### Data for this task ###

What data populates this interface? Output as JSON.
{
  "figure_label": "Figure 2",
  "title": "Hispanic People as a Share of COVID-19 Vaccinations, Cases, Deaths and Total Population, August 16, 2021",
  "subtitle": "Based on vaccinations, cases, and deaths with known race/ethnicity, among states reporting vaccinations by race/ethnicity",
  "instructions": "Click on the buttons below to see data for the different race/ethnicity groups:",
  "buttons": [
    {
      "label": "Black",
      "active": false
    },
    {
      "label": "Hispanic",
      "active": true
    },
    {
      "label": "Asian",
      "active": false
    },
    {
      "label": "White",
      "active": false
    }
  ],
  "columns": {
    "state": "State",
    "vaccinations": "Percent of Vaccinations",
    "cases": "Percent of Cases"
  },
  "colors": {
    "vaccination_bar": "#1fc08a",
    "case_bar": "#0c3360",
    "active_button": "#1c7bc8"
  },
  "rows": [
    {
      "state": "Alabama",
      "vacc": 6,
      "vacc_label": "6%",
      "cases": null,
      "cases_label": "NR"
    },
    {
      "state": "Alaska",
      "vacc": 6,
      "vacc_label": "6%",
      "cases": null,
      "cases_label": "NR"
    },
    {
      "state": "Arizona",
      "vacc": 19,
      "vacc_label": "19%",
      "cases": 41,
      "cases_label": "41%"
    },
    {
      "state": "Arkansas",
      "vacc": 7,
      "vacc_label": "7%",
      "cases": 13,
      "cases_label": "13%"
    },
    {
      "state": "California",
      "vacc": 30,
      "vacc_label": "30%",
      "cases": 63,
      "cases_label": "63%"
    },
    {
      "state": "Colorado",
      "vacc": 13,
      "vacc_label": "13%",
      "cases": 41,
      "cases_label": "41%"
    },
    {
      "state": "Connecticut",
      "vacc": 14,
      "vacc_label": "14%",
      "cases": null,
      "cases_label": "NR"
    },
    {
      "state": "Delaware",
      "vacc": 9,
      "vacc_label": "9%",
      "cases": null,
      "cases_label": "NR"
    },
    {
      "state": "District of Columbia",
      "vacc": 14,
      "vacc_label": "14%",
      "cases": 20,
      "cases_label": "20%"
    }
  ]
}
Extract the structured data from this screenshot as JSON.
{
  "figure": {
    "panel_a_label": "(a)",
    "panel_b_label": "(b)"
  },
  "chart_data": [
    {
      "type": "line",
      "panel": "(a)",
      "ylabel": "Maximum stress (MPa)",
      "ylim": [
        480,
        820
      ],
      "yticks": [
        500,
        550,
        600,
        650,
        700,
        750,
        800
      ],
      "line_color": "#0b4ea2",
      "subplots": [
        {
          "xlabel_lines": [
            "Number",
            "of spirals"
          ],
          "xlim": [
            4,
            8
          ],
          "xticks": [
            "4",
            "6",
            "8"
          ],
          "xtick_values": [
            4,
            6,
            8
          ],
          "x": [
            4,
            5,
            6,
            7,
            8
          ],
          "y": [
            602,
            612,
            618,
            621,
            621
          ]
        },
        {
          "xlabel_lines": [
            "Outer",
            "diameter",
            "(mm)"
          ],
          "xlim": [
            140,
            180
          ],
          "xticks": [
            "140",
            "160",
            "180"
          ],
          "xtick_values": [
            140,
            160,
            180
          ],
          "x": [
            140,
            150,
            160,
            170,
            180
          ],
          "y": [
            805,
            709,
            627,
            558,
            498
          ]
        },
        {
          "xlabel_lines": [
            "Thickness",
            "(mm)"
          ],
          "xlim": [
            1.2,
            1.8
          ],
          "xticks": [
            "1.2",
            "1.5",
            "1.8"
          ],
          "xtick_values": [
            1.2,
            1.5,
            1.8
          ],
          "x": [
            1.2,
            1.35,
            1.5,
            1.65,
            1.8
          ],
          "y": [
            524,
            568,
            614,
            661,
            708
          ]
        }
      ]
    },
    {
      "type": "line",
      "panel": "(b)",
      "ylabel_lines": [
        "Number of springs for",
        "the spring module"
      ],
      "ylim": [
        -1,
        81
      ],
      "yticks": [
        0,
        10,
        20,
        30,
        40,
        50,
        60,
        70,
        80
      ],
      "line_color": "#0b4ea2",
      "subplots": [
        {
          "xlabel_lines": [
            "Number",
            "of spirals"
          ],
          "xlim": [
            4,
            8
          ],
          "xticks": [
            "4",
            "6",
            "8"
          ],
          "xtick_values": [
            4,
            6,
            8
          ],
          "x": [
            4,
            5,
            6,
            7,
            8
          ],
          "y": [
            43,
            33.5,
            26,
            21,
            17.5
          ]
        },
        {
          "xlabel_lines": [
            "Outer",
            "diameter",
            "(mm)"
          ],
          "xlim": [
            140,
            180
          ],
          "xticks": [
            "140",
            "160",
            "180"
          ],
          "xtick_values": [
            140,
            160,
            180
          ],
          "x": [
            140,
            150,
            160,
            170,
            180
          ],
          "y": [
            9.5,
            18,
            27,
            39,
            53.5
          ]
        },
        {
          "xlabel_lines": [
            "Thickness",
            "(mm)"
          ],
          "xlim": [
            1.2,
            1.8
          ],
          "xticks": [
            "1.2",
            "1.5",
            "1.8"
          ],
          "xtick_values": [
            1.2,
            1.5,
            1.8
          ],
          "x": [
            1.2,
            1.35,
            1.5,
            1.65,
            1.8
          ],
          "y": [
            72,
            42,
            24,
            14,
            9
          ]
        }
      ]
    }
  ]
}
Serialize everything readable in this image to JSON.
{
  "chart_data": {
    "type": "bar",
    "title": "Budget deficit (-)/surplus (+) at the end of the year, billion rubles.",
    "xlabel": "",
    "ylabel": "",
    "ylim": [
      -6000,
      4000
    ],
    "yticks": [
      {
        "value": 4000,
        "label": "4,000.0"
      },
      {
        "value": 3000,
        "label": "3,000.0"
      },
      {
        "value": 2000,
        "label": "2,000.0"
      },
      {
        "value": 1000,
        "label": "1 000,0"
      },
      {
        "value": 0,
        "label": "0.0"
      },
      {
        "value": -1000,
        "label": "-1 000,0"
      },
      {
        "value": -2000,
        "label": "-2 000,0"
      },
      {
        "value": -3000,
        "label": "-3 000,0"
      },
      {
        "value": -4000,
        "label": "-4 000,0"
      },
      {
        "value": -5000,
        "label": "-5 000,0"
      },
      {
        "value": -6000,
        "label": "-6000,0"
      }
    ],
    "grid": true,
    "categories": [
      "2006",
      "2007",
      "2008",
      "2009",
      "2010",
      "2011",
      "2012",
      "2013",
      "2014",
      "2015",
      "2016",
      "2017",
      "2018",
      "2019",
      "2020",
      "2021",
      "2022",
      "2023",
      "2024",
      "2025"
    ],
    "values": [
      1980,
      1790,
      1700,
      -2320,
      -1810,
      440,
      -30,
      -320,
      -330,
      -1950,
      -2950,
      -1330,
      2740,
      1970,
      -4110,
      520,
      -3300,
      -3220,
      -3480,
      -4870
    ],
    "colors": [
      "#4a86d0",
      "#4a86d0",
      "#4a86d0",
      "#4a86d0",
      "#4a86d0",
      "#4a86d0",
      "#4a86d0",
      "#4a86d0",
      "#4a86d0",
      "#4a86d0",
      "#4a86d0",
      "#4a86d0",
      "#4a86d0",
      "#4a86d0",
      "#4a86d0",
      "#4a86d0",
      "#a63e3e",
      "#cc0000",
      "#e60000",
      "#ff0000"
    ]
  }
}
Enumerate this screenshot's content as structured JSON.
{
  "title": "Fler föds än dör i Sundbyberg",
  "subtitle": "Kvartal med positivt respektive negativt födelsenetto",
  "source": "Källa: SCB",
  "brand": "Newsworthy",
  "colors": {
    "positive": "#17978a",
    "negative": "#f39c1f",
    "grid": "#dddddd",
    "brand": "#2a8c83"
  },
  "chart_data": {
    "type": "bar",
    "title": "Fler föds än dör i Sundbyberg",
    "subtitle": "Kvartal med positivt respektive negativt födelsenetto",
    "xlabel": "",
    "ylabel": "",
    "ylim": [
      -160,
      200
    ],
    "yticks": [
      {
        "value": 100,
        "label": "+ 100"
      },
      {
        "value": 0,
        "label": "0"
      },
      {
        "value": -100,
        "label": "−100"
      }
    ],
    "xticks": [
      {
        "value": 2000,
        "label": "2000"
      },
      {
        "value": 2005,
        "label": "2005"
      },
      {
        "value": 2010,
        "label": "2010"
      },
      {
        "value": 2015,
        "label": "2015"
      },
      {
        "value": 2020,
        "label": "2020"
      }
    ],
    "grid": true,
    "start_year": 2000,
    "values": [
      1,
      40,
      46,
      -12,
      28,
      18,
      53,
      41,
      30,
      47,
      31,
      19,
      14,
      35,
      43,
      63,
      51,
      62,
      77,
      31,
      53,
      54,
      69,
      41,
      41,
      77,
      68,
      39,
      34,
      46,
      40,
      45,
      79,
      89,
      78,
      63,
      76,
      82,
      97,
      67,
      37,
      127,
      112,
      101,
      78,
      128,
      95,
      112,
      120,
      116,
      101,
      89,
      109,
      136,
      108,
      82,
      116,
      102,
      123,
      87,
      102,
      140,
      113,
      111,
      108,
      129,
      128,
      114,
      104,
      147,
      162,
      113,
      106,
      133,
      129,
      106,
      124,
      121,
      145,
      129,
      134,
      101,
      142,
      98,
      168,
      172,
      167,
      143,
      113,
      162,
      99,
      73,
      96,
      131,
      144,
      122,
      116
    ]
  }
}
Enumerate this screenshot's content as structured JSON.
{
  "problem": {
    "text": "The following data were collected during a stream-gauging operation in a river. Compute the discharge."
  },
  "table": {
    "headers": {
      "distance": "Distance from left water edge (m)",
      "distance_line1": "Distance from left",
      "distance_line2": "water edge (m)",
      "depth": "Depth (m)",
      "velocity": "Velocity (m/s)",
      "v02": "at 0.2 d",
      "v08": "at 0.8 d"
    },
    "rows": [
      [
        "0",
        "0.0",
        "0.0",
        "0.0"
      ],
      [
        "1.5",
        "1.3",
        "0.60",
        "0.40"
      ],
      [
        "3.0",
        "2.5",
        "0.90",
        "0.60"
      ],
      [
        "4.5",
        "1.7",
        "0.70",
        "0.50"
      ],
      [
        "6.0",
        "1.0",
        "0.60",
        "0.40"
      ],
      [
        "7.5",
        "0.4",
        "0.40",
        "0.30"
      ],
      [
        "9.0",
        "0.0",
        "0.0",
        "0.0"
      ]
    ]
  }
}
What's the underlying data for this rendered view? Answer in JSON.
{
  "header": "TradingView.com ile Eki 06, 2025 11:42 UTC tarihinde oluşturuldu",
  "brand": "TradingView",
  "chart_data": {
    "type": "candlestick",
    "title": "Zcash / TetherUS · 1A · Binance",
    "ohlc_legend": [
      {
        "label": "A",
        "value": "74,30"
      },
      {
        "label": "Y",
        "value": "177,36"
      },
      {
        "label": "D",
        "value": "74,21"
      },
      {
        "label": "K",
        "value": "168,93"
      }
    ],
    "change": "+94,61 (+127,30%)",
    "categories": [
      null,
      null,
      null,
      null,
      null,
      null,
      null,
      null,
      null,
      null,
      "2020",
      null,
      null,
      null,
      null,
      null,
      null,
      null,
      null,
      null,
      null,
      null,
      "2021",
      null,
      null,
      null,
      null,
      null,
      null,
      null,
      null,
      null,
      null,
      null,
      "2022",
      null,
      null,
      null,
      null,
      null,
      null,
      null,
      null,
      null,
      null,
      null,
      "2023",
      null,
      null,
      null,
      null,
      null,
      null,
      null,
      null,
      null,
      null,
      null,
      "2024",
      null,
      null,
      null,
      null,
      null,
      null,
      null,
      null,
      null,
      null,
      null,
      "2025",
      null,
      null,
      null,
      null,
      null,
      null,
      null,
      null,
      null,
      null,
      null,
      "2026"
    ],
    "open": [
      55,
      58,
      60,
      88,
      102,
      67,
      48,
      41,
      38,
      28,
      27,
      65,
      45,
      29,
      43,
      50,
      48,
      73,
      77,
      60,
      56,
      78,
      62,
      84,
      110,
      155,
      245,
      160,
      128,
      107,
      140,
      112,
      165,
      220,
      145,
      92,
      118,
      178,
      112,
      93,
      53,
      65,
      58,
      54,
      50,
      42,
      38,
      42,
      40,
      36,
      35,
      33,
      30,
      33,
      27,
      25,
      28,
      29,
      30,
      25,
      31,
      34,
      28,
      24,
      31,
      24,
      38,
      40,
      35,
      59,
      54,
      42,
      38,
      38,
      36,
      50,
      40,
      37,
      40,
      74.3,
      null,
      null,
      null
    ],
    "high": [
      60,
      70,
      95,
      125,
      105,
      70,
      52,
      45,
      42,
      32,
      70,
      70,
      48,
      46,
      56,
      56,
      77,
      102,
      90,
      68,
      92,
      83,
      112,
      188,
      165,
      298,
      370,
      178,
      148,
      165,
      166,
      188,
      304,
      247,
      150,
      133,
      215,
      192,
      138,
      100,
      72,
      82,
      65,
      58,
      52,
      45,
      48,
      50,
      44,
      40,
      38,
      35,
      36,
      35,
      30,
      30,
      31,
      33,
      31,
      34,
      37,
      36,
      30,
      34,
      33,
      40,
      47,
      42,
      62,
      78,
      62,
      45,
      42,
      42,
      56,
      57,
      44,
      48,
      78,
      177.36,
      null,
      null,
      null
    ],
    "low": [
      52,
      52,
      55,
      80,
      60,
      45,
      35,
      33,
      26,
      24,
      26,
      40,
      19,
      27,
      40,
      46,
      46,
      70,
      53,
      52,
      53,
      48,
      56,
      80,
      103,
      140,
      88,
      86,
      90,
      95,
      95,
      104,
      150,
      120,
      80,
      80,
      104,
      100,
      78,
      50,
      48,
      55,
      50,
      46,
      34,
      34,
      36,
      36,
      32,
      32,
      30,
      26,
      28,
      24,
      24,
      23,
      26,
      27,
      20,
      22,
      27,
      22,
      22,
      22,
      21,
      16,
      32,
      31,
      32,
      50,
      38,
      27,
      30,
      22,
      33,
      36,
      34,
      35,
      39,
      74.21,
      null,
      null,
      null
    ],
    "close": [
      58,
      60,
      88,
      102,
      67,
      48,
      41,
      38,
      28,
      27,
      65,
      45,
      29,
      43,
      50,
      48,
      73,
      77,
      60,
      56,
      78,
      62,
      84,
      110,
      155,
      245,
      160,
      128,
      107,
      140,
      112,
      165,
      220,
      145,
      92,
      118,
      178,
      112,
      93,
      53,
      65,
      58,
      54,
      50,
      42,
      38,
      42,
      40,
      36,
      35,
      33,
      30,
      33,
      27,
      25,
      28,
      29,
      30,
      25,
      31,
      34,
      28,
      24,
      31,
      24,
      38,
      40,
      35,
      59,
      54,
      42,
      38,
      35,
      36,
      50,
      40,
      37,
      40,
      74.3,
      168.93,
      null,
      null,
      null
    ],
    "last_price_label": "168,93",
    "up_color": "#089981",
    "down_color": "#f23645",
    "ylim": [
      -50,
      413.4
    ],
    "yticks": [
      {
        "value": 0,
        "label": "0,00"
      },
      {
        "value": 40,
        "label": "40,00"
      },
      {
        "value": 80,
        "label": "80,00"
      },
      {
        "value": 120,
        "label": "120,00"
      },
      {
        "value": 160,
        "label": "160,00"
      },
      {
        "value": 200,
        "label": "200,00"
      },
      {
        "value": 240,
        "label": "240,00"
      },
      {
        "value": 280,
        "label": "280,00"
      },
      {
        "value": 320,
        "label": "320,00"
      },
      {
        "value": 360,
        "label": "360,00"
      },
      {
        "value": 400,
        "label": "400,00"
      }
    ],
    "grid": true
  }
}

###

_Objective_. Scan the material above. Extract every line in which the word "Percent" occurs.

_Result of the exercise_.
    "vaccinations": "Percent of Vaccinations",
    "cases": "Percent of Cases"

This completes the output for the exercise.